Excerpts from a figure dataset
-- Start --

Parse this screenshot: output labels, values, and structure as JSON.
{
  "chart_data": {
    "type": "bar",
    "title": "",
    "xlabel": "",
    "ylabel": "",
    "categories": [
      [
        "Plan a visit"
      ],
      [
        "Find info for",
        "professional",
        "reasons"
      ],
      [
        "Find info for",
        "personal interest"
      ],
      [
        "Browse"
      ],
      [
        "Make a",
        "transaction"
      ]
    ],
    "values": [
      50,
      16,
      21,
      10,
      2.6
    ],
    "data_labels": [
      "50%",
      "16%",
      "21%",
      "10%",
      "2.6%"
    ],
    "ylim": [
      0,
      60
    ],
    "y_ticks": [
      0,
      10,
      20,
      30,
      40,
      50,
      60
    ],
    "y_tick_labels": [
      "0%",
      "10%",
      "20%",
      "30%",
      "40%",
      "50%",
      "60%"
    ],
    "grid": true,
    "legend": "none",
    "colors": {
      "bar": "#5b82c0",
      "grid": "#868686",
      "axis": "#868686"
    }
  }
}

-- End --

§ Problem statement: Extract all the entries word for word.

§ Answer in full:
Parse this screenshot: output labels, values, and structure as JSON.
{
  "chart_data": {
    "type": "bar",
    "title": "",
    "xlabel": "",
    "ylabel": "",
    "categories": [
      [
        "Plan a visit"
      ],
      [
        "Find info for",
        "professional",
        "reasons"
      ],
      [
        "Find info for",
        "personal interest"
      ],
      [
        "Browse"
      ],
      [
        "Make a",
        "transaction"
      ]
    ],
    "values": [
      50,
      16,
      21,
      10,
      2.6
    ],
    "data_labels": [
      "50%",
      "16%",
      "21%",
      "10%",
      "2.6%"
    ],
    "ylim": [
      0,
      60
    ],
    "y_ticks": [
      0,
      10,
      20,
      30,
      40,
      50,
      60
    ],
    "y_tick_labels": [
      "0%",
      "10%",
      "20%",
      "30%",
      "40%",
      "50%",
      "60%"
    ],
    "grid": true,
    "legend": "none",
    "colors": {
      "bar": "#5b82c0",
      "grid": "#868686",
      "axis": "#868686"
    }
  }
}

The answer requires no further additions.